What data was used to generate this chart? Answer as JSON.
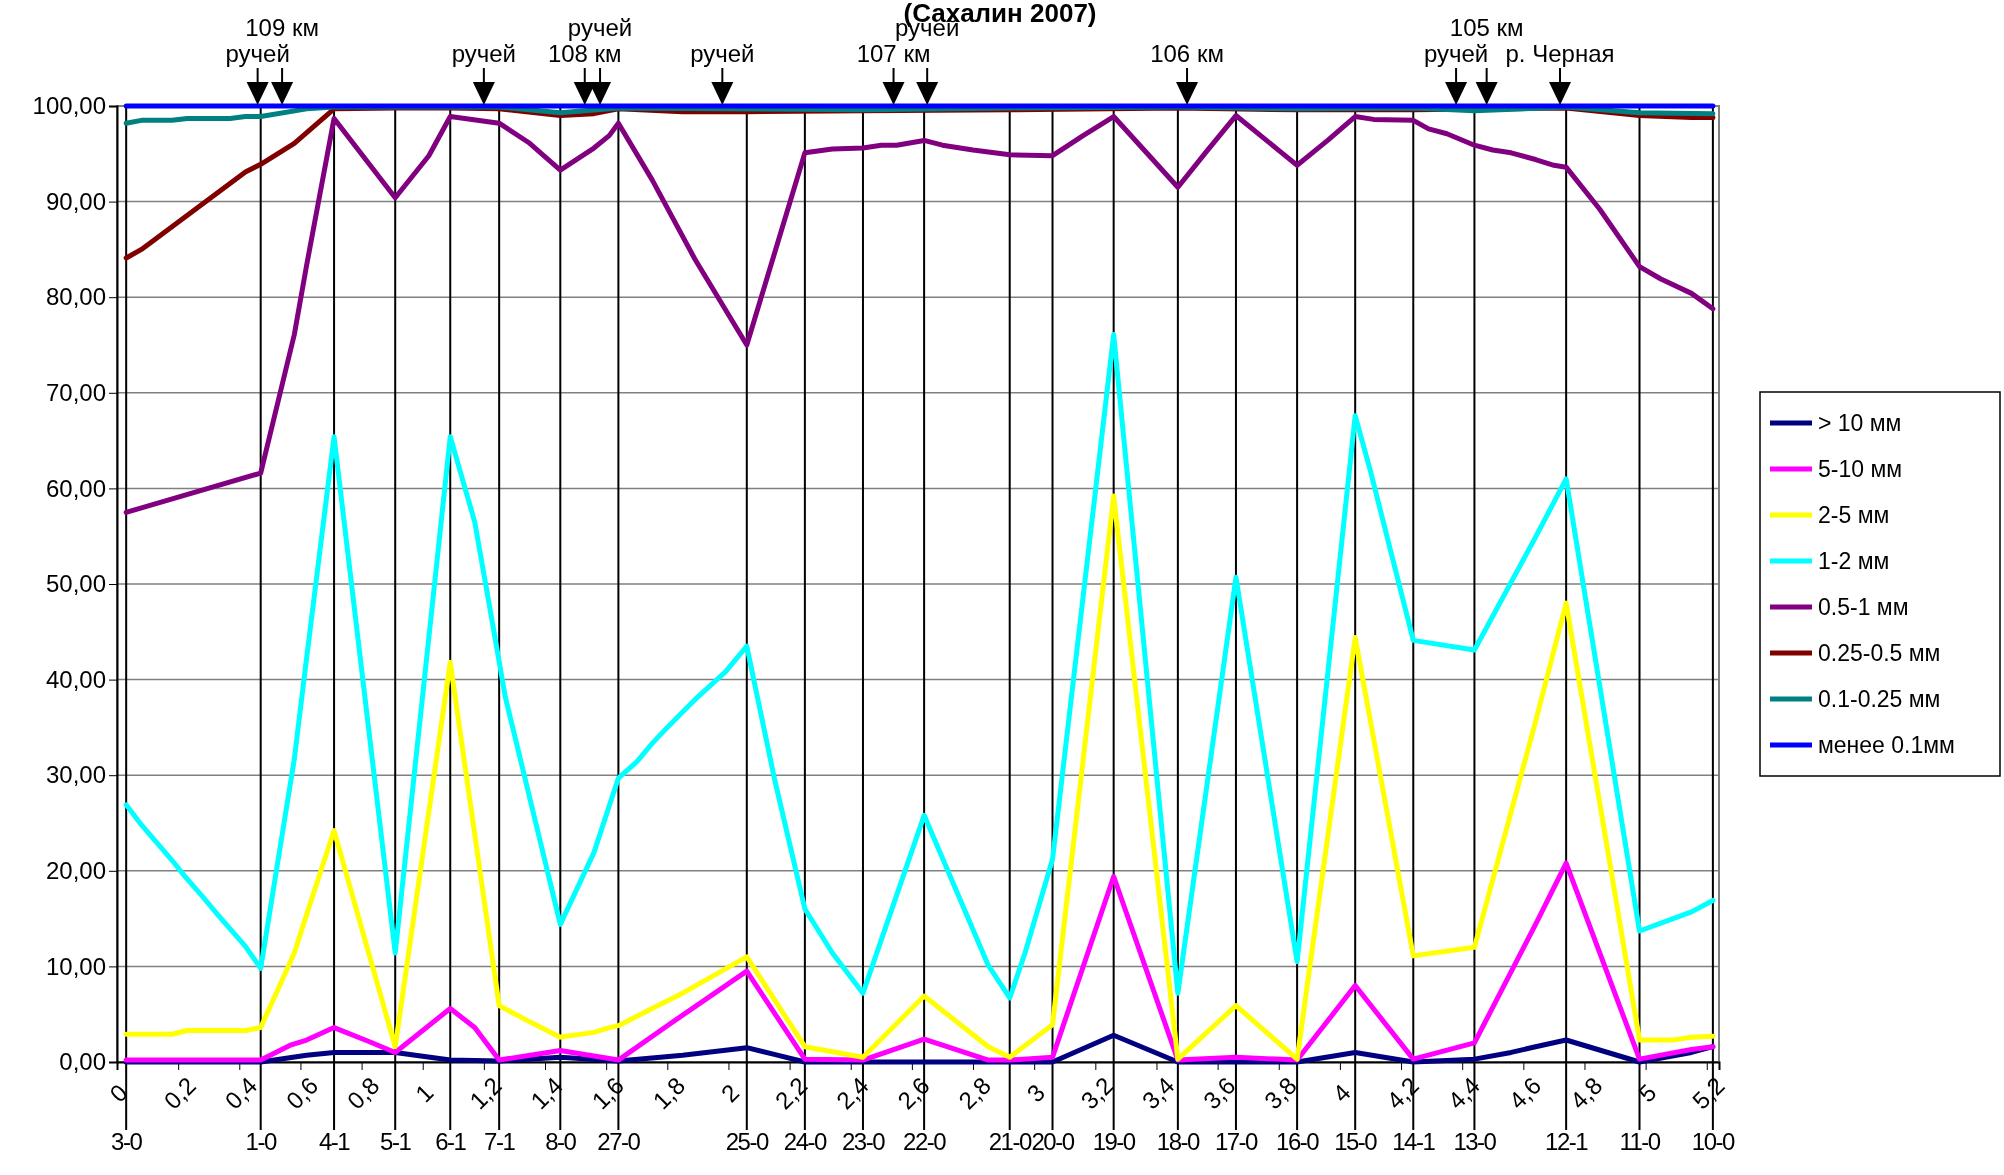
{
  "chart_data": {
    "type": "line",
    "title": "(Сахалин 2007)",
    "xlim": [
      0,
      5.24
    ],
    "ylim": [
      0,
      100
    ],
    "xticks": [
      0,
      {
        "value": 0.2,
        "label": "0,2"
      },
      {
        "value": 0.4,
        "label": "0,4"
      },
      {
        "value": 0.6,
        "label": "0,6"
      },
      {
        "value": 0.8,
        "label": "0,8"
      },
      1,
      {
        "value": 1.2,
        "label": "1,2"
      },
      {
        "value": 1.4,
        "label": "1,4"
      },
      {
        "value": 1.6,
        "label": "1,6"
      },
      {
        "value": 1.8,
        "label": "1,8"
      },
      2,
      {
        "value": 2.2,
        "label": "2,2"
      },
      {
        "value": 2.4,
        "label": "2,4"
      },
      {
        "value": 2.6,
        "label": "2,6"
      },
      {
        "value": 2.8,
        "label": "2,8"
      },
      3,
      {
        "value": 3.2,
        "label": "3,2"
      },
      {
        "value": 3.4,
        "label": "3,4"
      },
      {
        "value": 3.6,
        "label": "3,6"
      },
      {
        "value": 3.8,
        "label": "3,8"
      },
      4,
      {
        "value": 4.2,
        "label": "4,2"
      },
      {
        "value": 4.4,
        "label": "4,4"
      },
      {
        "value": 4.6,
        "label": "4,6"
      },
      {
        "value": 4.8,
        "label": "4,8"
      },
      5,
      {
        "value": 5.2,
        "label": "5,2"
      }
    ],
    "yticks": [
      {
        "value": 0,
        "label": "0,00"
      },
      {
        "value": 10,
        "label": "10,00"
      },
      {
        "value": 20,
        "label": "20,00"
      },
      {
        "value": 30,
        "label": "30,00"
      },
      {
        "value": 40,
        "label": "40,00"
      },
      {
        "value": 50,
        "label": "50,00"
      },
      {
        "value": 60,
        "label": "60,00"
      },
      {
        "value": 70,
        "label": "70,00"
      },
      {
        "value": 80,
        "label": "80,00"
      },
      {
        "value": 90,
        "label": "90,00"
      },
      {
        "value": 100,
        "label": "100,00"
      }
    ],
    "grid": "y",
    "legend": "right",
    "marker": "none",
    "line_style": "solid",
    "series": [
      {
        "name": "> 10 мм",
        "color": "#000080",
        "x": [
          0.03,
          0.47,
          0.62,
          0.71,
          0.91,
          1.09,
          1.25,
          1.45,
          1.64,
          1.85,
          2.06,
          2.15,
          2.25,
          2.85,
          3.06,
          3.26,
          3.47,
          3.86,
          4.05,
          4.24,
          4.44,
          4.56,
          4.64,
          4.74,
          4.98,
          5.15,
          5.22
        ],
        "values": [
          0,
          0,
          0.7,
          1.0,
          1.0,
          0.2,
          0.1,
          0.5,
          0.1,
          0.7,
          1.5,
          0.8,
          0,
          0,
          0,
          2.8,
          0,
          0,
          1.0,
          0,
          0.3,
          1.0,
          1.6,
          2.3,
          0,
          1.0,
          1.6
        ]
      },
      {
        "name": "5-10 мм",
        "color": "#ff00ff",
        "x": [
          0.03,
          0.47,
          0.57,
          0.62,
          0.71,
          0.82,
          0.91,
          1.09,
          1.17,
          1.25,
          1.45,
          1.64,
          1.8,
          2.06,
          2.25,
          2.44,
          2.64,
          2.85,
          2.92,
          3.06,
          3.26,
          3.47,
          3.66,
          3.86,
          4.05,
          4.24,
          4.44,
          4.64,
          4.74,
          4.98,
          5.15,
          5.22
        ],
        "values": [
          0.2,
          0.2,
          1.8,
          2.3,
          3.6,
          2.2,
          1.0,
          5.6,
          3.6,
          0.2,
          1.2,
          0.2,
          3.8,
          9.5,
          0.3,
          0.2,
          2.4,
          0.2,
          0.2,
          0.5,
          19.4,
          0.2,
          0.5,
          0.2,
          8.0,
          0.3,
          2.0,
          14.4,
          20.8,
          0.3,
          1.3,
          1.6
        ]
      },
      {
        "name": "2-5 мм",
        "color": "#ffff00",
        "x": [
          0.03,
          0.18,
          0.23,
          0.42,
          0.47,
          0.58,
          0.62,
          0.71,
          0.91,
          1.09,
          1.25,
          1.35,
          1.45,
          1.56,
          1.61,
          1.64,
          1.75,
          1.85,
          2.06,
          2.25,
          2.44,
          2.64,
          2.85,
          2.92,
          3.06,
          3.26,
          3.47,
          3.66,
          3.86,
          4.05,
          4.24,
          4.44,
          4.64,
          4.74,
          4.98,
          5.09,
          5.15,
          5.22
        ],
        "values": [
          2.9,
          2.9,
          3.3,
          3.3,
          3.6,
          11.4,
          15.4,
          24.2,
          1.6,
          41.8,
          5.9,
          4.2,
          2.6,
          3.1,
          3.6,
          3.8,
          5.6,
          7.2,
          11.0,
          1.6,
          0.5,
          6.9,
          1.6,
          0.5,
          3.9,
          59.2,
          0.3,
          5.9,
          0.3,
          44.4,
          11.1,
          12.0,
          35.6,
          48.0,
          2.3,
          2.3,
          2.6,
          2.7
        ]
      },
      {
        "name": "1-2 мм",
        "color": "#00ffff",
        "x": [
          0.03,
          0.08,
          0.18,
          0.22,
          0.28,
          0.33,
          0.42,
          0.47,
          0.58,
          0.62,
          0.71,
          0.91,
          1.09,
          1.17,
          1.22,
          1.27,
          1.45,
          1.56,
          1.64,
          1.7,
          1.75,
          1.8,
          1.85,
          1.9,
          1.99,
          2.06,
          2.15,
          2.25,
          2.34,
          2.44,
          2.64,
          2.85,
          2.92,
          2.97,
          3.06,
          3.26,
          3.47,
          3.66,
          3.86,
          4.05,
          4.1,
          4.24,
          4.44,
          4.64,
          4.74,
          4.98,
          5.09,
          5.15,
          5.22
        ],
        "values": [
          26.9,
          24.8,
          21.1,
          19.5,
          17.3,
          15.4,
          12.1,
          9.8,
          31.7,
          42.2,
          65.4,
          11.4,
          65.4,
          56.5,
          47.4,
          38.2,
          14.4,
          21.9,
          29.7,
          31.4,
          33.3,
          35.0,
          36.6,
          38.2,
          40.8,
          43.5,
          29.7,
          16.0,
          11.4,
          7.2,
          25.8,
          10.1,
          6.7,
          11.4,
          21.2,
          76.1,
          7.2,
          50.7,
          10.5,
          67.6,
          61.8,
          44.1,
          43.1,
          54.9,
          61.0,
          13.7,
          15.0,
          15.7,
          16.9
        ]
      },
      {
        "name": "0.5-1 мм",
        "color": "#800080",
        "x": [
          0.03,
          0.47,
          0.58,
          0.62,
          0.71,
          0.91,
          1.02,
          1.09,
          1.25,
          1.35,
          1.45,
          1.56,
          1.61,
          1.64,
          1.75,
          1.89,
          2.06,
          2.25,
          2.34,
          2.44,
          2.5,
          2.55,
          2.64,
          2.7,
          2.8,
          2.92,
          3.06,
          3.16,
          3.26,
          3.47,
          3.56,
          3.66,
          3.81,
          3.86,
          3.96,
          4.05,
          4.11,
          4.24,
          4.29,
          4.35,
          4.44,
          4.5,
          4.56,
          4.64,
          4.7,
          4.74,
          4.85,
          4.98,
          5.05,
          5.15,
          5.22
        ],
        "values": [
          57.5,
          61.6,
          76.1,
          83.3,
          98.7,
          90.4,
          94.8,
          98.9,
          98.2,
          96.1,
          93.3,
          95.6,
          96.9,
          98.2,
          92.3,
          84.0,
          75.0,
          95.1,
          95.5,
          95.6,
          95.9,
          95.9,
          96.4,
          95.9,
          95.4,
          94.9,
          94.8,
          96.9,
          98.9,
          91.5,
          95.1,
          99.0,
          95.1,
          93.8,
          96.4,
          98.9,
          98.6,
          98.5,
          97.6,
          97.1,
          95.9,
          95.4,
          95.1,
          94.4,
          93.8,
          93.6,
          89.2,
          83.2,
          81.9,
          80.4,
          78.8
        ]
      },
      {
        "name": "0.25-0.5 мм",
        "color": "#800000",
        "x": [
          0.03,
          0.08,
          0.42,
          0.47,
          0.58,
          0.71,
          0.91,
          1.09,
          1.25,
          1.45,
          1.56,
          1.64,
          1.85,
          2.06,
          2.44,
          2.92,
          3.47,
          3.86,
          4.24,
          4.74,
          4.98,
          5.15,
          5.22
        ],
        "values": [
          84.1,
          85.0,
          93.1,
          93.9,
          96.1,
          99.7,
          99.8,
          99.8,
          99.7,
          99.0,
          99.2,
          99.7,
          99.4,
          99.4,
          99.5,
          99.6,
          99.8,
          99.6,
          99.6,
          99.8,
          99.0,
          98.8,
          98.8
        ]
      },
      {
        "name": "0.1-0.25 мм",
        "color": "#008080",
        "x": [
          0.03,
          0.08,
          0.18,
          0.23,
          0.37,
          0.42,
          0.47,
          0.62,
          0.71,
          1.25,
          1.45,
          1.64,
          2.44,
          2.92,
          3.47,
          3.86,
          4.24,
          4.44,
          4.74,
          4.98,
          5.22
        ],
        "values": [
          98.2,
          98.5,
          98.5,
          98.7,
          98.7,
          98.9,
          98.9,
          99.7,
          99.9,
          99.9,
          99.3,
          99.8,
          99.6,
          99.8,
          99.9,
          99.7,
          99.8,
          99.5,
          99.9,
          99.3,
          99.2
        ]
      },
      {
        "name": "менее 0.1мм",
        "color": "#0000ff",
        "x": [
          0.03,
          5.22
        ],
        "values": [
          100,
          100
        ]
      }
    ],
    "ref_lines": [
      {
        "axis": "x",
        "value": 0.03
      },
      {
        "axis": "x",
        "value": 0.47
      },
      {
        "axis": "x",
        "value": 0.71
      },
      {
        "axis": "x",
        "value": 0.91
      },
      {
        "axis": "x",
        "value": 1.09
      },
      {
        "axis": "x",
        "value": 1.25
      },
      {
        "axis": "x",
        "value": 1.45
      },
      {
        "axis": "x",
        "value": 1.64
      },
      {
        "axis": "x",
        "value": 2.06
      },
      {
        "axis": "x",
        "value": 2.25
      },
      {
        "axis": "x",
        "value": 2.44
      },
      {
        "axis": "x",
        "value": 2.64
      },
      {
        "axis": "x",
        "value": 2.92
      },
      {
        "axis": "x",
        "value": 3.06
      },
      {
        "axis": "x",
        "value": 3.26
      },
      {
        "axis": "x",
        "value": 3.47
      },
      {
        "axis": "x",
        "value": 3.66
      },
      {
        "axis": "x",
        "value": 3.86
      },
      {
        "axis": "x",
        "value": 4.05
      },
      {
        "axis": "x",
        "value": 4.24
      },
      {
        "axis": "x",
        "value": 4.44
      },
      {
        "axis": "x",
        "value": 4.74
      },
      {
        "axis": "x",
        "value": 4.98
      },
      {
        "axis": "x",
        "value": 5.22
      }
    ],
    "annotations": [
      {
        "text": "3-0",
        "x": 0.03,
        "y": 0
      },
      {
        "text": "1-0",
        "x": 0.47,
        "y": 0
      },
      {
        "text": "4-1",
        "x": 0.71,
        "y": 0
      },
      {
        "text": "5-1",
        "x": 0.91,
        "y": 0
      },
      {
        "text": "6-1",
        "x": 1.09,
        "y": 0
      },
      {
        "text": "7-1",
        "x": 1.25,
        "y": 0
      },
      {
        "text": "8-0",
        "x": 1.45,
        "y": 0
      },
      {
        "text": "27-0",
        "x": 1.64,
        "y": 0
      },
      {
        "text": "25-0",
        "x": 2.06,
        "y": 0
      },
      {
        "text": "24-0",
        "x": 2.25,
        "y": 0
      },
      {
        "text": "23-0",
        "x": 2.44,
        "y": 0
      },
      {
        "text": "22-0",
        "x": 2.64,
        "y": 0
      },
      {
        "text": "21-0",
        "x": 2.92,
        "y": 0
      },
      {
        "text": "20-0",
        "x": 3.06,
        "y": 0
      },
      {
        "text": "19-0",
        "x": 3.26,
        "y": 0
      },
      {
        "text": "18-0",
        "x": 3.47,
        "y": 0
      },
      {
        "text": "17-0",
        "x": 3.66,
        "y": 0
      },
      {
        "text": "16-0",
        "x": 3.86,
        "y": 0
      },
      {
        "text": "15-0",
        "x": 4.05,
        "y": 0
      },
      {
        "text": "14-1",
        "x": 4.24,
        "y": 0
      },
      {
        "text": "13-0",
        "x": 4.44,
        "y": 0
      },
      {
        "text": "12-1",
        "x": 4.74,
        "y": 0
      },
      {
        "text": "11-0",
        "x": 4.98,
        "y": 0
      },
      {
        "text": "10-0",
        "x": 5.22,
        "y": 0
      },
      {
        "text": "ручей",
        "x": 0.46,
        "y": 100
      },
      {
        "text": "109 км",
        "x": 0.54,
        "y": 100
      },
      {
        "text": "ручей",
        "x": 1.2,
        "y": 100
      },
      {
        "text": "108 км",
        "x": 1.53,
        "y": 100
      },
      {
        "text": "ручей",
        "x": 1.58,
        "y": 100
      },
      {
        "text": "ручей",
        "x": 1.98,
        "y": 100
      },
      {
        "text": "107 км",
        "x": 2.54,
        "y": 100
      },
      {
        "text": "ручей",
        "x": 2.65,
        "y": 100
      },
      {
        "text": "106 км",
        "x": 3.5,
        "y": 100
      },
      {
        "text": "ручей",
        "x": 4.38,
        "y": 100
      },
      {
        "text": "105 км",
        "x": 4.48,
        "y": 100
      },
      {
        "text": "р. Черная",
        "x": 4.72,
        "y": 100
      }
    ]
  }
}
§ §
_WORK TO DO_. Look through the data above. Copy every line with the string "name" in it.

_THE ANSWER_.
        "name": "> 10 мм",
        "name": "5-10 мм",
        "name": "2-5 мм",
        "name": "1-2 мм",
        "name": "0.5-1 мм",
        "name": "0.25-0.5 мм",
        "name": "0.1-0.25 мм",
        "name": "менее 0.1мм",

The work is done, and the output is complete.